Figure contents as structured data:

[Begin]

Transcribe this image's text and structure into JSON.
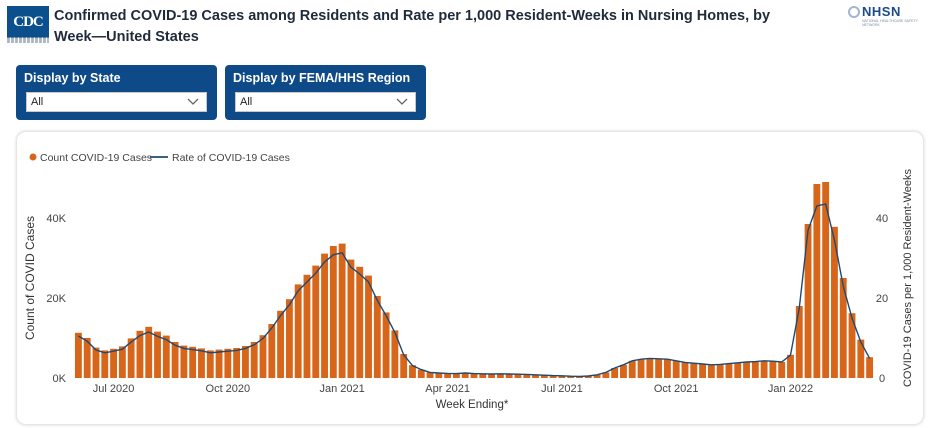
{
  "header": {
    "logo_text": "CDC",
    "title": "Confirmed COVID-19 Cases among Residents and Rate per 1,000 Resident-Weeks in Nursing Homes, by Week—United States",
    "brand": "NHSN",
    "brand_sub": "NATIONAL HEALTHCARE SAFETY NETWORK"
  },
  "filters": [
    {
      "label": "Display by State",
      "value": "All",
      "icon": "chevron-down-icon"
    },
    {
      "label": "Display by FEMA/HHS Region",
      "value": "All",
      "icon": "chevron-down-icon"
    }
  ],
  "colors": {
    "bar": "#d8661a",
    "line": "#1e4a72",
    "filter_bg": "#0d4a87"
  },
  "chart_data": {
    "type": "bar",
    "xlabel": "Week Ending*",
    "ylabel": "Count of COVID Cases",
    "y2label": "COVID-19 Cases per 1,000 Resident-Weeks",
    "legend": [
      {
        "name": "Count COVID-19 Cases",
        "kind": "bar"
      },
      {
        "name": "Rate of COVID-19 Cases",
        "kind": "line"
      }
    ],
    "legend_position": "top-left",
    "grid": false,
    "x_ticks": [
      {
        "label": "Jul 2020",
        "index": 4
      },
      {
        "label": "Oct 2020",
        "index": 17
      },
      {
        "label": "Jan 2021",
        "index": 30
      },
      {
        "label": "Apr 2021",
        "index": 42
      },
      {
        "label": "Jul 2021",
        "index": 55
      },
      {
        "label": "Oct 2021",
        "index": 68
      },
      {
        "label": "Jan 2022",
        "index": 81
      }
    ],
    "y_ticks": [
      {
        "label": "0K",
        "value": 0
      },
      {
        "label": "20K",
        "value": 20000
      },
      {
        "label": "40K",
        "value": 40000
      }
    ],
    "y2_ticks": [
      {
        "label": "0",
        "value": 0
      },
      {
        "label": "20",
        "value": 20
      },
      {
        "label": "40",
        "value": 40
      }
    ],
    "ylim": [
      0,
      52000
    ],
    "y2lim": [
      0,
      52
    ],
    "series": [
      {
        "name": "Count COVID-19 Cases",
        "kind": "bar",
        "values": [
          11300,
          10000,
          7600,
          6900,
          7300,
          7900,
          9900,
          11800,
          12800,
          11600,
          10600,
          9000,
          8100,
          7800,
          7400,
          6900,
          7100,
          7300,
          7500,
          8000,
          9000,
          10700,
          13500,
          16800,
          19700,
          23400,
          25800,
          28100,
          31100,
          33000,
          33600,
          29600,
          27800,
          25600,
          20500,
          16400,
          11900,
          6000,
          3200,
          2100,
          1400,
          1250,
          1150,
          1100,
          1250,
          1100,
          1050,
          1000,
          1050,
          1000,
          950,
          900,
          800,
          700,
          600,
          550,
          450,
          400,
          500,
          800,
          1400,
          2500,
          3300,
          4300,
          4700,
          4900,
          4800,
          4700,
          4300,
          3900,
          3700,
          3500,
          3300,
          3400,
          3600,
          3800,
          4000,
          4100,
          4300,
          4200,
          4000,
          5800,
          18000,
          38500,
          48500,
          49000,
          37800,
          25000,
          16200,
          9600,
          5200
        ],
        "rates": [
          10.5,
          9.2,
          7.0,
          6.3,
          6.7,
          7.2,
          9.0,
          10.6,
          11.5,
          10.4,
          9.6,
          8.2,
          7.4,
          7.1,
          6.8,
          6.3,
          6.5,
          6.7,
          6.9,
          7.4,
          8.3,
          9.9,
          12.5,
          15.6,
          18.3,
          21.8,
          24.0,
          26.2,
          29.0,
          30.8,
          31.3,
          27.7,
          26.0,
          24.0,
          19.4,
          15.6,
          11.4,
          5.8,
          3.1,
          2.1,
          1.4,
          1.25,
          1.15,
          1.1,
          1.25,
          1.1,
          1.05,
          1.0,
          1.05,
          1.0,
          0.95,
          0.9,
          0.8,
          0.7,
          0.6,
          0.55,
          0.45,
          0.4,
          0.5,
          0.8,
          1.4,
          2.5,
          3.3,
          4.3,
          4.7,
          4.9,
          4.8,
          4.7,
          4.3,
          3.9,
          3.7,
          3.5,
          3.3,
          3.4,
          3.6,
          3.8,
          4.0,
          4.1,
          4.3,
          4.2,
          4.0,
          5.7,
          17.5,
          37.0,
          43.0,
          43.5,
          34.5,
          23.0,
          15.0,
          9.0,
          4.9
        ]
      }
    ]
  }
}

[End]
[Begin]

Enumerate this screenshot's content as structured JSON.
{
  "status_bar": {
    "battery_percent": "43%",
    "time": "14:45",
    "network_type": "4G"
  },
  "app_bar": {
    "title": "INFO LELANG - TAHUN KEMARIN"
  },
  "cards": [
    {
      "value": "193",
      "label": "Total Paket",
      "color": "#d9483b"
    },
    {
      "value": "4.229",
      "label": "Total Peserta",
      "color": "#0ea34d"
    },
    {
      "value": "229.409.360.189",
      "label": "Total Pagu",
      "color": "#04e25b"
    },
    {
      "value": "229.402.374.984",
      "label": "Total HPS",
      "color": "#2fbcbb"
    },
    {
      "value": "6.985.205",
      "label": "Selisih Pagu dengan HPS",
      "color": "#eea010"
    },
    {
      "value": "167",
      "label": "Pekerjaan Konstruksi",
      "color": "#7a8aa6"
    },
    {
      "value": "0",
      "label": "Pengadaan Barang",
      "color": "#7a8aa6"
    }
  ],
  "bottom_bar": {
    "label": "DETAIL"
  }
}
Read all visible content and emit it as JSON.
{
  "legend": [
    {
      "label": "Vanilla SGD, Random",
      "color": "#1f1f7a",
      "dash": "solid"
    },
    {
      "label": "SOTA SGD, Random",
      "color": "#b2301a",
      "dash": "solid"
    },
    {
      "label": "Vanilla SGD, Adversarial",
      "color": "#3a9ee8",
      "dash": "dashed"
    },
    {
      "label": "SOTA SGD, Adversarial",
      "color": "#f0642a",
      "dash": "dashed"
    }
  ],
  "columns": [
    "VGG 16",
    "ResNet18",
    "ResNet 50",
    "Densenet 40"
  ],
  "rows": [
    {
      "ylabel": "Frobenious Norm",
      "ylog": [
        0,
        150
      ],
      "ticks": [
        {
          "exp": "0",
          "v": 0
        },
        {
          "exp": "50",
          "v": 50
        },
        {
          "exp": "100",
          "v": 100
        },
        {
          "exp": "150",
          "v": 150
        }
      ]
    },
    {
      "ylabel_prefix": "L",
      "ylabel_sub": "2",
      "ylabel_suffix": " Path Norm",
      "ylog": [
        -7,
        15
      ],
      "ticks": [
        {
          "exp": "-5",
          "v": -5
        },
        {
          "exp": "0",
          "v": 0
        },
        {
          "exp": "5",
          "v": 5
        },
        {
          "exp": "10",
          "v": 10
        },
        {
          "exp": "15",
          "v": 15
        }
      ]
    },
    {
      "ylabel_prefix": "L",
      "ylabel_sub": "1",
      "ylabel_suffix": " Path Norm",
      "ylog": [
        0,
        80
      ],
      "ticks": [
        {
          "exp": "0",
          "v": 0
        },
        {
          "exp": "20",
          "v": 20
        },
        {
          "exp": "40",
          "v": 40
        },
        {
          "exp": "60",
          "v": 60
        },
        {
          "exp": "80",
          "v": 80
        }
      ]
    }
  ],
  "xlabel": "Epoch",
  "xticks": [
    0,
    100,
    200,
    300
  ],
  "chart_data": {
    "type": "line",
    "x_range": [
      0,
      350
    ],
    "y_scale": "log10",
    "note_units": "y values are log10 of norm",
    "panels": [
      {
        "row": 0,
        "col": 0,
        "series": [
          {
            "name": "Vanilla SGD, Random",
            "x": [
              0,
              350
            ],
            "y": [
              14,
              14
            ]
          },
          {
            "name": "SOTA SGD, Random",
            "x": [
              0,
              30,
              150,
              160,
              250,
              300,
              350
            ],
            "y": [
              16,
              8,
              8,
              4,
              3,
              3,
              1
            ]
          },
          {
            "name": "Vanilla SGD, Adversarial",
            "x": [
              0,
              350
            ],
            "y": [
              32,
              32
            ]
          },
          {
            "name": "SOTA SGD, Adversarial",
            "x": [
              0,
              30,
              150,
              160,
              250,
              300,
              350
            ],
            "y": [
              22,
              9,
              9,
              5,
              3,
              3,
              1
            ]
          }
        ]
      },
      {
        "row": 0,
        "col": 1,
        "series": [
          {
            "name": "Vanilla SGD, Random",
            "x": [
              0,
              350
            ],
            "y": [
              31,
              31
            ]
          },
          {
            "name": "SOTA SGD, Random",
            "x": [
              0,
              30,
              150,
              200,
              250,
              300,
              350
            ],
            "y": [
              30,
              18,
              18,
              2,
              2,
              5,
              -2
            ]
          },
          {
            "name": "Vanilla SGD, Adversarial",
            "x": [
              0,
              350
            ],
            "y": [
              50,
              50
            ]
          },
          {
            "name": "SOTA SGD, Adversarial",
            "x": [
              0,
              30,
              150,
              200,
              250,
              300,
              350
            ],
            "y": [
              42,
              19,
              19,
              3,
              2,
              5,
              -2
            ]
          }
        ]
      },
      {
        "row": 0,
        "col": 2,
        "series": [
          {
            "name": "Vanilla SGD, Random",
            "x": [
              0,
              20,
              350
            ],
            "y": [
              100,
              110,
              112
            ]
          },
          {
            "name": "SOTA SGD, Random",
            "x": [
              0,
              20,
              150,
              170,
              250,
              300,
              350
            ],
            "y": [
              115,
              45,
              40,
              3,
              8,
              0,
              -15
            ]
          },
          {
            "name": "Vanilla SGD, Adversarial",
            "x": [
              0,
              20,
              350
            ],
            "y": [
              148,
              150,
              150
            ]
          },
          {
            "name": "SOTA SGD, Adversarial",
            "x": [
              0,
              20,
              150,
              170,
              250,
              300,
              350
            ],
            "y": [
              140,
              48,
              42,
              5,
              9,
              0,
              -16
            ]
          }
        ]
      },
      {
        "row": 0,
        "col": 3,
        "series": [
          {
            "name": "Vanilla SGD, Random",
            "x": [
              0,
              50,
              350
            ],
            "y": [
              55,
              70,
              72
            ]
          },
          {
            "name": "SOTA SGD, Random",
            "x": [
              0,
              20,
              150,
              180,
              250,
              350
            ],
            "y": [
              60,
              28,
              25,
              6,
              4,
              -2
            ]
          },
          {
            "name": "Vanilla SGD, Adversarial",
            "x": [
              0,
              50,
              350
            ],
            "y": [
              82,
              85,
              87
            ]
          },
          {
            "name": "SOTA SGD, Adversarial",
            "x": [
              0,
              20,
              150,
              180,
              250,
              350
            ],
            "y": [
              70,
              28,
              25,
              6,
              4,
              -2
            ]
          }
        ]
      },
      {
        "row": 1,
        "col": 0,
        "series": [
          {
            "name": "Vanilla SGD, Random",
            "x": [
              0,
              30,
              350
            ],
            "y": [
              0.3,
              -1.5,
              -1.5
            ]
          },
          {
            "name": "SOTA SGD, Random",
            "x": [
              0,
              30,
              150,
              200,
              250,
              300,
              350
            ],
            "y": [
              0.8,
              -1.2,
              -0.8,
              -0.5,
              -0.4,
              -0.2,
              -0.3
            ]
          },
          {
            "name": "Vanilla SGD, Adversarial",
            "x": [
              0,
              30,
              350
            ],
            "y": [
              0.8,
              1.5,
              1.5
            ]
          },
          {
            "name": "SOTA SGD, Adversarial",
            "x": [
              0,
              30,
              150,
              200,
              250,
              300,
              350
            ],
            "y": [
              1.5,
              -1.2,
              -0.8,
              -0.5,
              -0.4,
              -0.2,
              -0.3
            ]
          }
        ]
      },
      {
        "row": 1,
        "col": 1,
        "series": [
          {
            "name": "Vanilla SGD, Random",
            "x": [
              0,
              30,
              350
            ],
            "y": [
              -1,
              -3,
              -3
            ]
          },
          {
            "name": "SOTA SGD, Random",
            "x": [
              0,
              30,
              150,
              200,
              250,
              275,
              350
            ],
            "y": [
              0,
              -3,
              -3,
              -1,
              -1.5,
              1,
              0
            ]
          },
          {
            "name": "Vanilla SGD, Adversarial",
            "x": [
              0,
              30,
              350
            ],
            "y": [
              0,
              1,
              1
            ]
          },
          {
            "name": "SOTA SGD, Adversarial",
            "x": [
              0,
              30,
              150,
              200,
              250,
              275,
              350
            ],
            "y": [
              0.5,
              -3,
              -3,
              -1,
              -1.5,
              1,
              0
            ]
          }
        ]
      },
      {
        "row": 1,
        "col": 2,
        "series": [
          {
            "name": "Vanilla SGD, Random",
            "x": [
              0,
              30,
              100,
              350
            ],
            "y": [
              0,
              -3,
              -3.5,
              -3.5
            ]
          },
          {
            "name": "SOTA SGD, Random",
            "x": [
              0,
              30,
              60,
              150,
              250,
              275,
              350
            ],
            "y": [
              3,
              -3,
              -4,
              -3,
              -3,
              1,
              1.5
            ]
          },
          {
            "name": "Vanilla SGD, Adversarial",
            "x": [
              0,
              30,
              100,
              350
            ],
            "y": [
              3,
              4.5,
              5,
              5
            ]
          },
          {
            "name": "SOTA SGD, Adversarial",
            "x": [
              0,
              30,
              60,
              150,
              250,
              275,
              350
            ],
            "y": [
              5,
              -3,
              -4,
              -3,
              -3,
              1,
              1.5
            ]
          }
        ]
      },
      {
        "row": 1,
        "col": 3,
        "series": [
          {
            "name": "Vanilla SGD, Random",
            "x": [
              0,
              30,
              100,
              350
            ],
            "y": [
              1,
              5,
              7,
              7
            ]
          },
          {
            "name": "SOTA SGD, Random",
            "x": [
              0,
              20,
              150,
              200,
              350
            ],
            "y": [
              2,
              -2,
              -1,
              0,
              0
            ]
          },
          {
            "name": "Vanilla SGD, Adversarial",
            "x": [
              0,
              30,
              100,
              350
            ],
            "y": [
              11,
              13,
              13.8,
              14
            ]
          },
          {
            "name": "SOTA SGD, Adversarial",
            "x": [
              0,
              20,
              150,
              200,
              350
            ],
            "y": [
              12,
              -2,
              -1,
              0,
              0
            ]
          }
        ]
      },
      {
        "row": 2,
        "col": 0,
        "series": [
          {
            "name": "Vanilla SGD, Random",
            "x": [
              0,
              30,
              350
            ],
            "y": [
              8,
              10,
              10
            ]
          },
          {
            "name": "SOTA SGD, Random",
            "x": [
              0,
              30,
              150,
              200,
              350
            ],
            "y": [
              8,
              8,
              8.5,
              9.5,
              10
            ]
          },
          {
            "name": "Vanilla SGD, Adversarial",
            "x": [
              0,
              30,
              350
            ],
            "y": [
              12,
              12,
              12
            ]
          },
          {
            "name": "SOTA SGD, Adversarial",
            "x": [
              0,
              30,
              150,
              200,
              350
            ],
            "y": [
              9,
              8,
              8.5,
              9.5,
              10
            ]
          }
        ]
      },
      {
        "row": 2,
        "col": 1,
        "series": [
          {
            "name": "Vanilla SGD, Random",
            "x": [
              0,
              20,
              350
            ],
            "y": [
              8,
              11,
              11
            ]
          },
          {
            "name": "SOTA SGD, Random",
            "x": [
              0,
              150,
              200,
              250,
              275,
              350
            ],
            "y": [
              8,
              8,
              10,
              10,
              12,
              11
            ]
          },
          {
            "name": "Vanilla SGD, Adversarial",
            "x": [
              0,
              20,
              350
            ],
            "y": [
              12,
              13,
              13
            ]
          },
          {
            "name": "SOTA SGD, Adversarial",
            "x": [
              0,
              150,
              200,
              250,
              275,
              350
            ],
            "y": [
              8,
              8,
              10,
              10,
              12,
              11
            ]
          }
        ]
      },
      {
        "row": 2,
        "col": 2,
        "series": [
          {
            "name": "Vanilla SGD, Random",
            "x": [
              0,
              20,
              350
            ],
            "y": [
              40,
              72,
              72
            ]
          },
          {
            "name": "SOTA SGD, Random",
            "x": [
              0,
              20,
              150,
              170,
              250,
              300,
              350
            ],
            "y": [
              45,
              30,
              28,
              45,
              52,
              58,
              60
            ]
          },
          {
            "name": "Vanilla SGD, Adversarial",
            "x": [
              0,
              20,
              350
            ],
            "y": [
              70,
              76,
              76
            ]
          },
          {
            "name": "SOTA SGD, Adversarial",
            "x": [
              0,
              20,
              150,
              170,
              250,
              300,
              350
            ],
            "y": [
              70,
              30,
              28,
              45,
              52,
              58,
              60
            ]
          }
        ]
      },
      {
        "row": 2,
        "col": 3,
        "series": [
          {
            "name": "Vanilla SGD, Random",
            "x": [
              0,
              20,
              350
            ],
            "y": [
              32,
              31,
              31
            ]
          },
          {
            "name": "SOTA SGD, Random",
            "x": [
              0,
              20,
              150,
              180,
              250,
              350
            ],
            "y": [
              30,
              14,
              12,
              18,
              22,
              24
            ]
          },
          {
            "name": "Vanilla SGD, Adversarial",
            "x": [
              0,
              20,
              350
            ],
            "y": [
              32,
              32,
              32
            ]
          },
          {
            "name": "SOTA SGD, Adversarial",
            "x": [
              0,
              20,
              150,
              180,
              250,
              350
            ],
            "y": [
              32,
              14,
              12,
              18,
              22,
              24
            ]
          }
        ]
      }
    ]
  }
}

[End]
[Begin]

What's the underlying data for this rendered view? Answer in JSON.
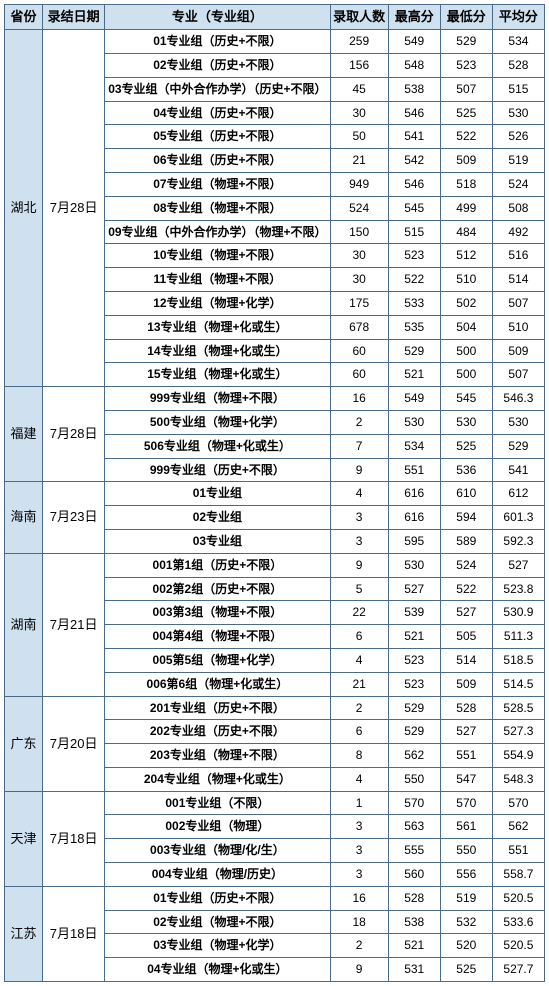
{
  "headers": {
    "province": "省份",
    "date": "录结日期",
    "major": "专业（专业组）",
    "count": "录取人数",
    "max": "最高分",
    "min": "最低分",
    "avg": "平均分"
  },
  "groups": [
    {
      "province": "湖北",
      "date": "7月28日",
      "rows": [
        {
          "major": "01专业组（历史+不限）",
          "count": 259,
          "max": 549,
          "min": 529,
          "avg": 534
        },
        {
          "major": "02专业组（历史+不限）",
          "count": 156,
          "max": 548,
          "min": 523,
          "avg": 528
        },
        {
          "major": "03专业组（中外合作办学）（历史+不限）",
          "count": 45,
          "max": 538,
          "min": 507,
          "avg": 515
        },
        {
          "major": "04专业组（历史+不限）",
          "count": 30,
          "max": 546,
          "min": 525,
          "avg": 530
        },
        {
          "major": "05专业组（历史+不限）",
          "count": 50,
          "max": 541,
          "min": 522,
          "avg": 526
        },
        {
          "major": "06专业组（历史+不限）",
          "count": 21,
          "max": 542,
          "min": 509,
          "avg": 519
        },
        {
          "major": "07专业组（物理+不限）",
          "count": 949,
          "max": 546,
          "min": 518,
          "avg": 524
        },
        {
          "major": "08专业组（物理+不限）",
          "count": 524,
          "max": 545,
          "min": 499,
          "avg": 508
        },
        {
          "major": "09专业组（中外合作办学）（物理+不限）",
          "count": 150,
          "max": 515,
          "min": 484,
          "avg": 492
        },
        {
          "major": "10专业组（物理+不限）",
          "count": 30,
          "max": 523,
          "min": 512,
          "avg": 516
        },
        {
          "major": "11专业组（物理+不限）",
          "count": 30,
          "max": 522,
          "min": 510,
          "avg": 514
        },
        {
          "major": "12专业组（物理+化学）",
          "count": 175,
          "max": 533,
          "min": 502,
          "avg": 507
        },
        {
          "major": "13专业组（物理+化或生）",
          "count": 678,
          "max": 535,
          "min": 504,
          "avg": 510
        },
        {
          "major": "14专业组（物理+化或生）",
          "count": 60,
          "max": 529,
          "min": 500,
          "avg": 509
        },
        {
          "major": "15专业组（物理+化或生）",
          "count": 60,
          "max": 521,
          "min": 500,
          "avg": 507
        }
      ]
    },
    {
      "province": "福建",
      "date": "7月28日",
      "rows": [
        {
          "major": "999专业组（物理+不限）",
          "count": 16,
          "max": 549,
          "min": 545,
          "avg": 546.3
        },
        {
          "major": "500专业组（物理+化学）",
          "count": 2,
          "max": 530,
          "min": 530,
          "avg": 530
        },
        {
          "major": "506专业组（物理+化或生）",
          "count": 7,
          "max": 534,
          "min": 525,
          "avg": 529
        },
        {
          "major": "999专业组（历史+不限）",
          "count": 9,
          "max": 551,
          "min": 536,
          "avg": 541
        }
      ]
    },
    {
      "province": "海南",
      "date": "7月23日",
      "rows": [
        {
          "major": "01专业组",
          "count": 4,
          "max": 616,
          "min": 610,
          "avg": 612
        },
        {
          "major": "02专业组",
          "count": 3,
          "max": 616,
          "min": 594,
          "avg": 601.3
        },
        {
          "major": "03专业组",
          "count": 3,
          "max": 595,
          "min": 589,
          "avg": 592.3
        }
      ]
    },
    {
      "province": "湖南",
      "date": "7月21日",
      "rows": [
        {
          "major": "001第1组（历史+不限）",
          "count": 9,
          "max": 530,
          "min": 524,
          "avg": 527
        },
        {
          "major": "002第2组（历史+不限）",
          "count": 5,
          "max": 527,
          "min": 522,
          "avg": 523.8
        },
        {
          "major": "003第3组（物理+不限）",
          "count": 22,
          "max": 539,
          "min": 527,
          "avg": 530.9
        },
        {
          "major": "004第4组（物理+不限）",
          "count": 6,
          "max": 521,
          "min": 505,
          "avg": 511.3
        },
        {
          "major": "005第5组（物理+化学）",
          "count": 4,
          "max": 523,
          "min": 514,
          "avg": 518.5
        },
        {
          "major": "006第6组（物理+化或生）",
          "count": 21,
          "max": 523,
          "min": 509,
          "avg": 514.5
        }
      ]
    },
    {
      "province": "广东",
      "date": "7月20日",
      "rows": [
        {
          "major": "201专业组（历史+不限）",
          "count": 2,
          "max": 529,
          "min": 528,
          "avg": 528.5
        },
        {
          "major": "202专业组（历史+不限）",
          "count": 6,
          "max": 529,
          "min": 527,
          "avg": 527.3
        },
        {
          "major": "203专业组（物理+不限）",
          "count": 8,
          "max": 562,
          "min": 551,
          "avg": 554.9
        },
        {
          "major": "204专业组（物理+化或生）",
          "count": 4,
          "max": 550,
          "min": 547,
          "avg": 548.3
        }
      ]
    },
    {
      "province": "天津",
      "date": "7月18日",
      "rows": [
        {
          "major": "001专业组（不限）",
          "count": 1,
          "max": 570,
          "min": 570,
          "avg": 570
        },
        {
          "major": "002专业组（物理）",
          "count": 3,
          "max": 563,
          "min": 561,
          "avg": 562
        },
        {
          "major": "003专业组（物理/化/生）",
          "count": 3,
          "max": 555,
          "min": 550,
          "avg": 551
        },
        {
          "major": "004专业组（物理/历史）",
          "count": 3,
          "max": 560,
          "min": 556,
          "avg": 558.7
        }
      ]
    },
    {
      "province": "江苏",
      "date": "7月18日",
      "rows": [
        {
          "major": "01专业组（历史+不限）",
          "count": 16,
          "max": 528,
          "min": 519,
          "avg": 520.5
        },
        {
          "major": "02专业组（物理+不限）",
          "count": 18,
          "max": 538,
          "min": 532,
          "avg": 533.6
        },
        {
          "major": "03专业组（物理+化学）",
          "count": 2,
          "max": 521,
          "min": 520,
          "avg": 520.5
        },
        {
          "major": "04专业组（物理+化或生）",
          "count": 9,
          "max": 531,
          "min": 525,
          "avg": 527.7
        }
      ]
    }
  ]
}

[End]

§ What this task involves:
All lines above containing the string "Display" are to be collected.

§ Answer:
      "label": "Display by State",
      "label": "Display by FEMA/HHS Region",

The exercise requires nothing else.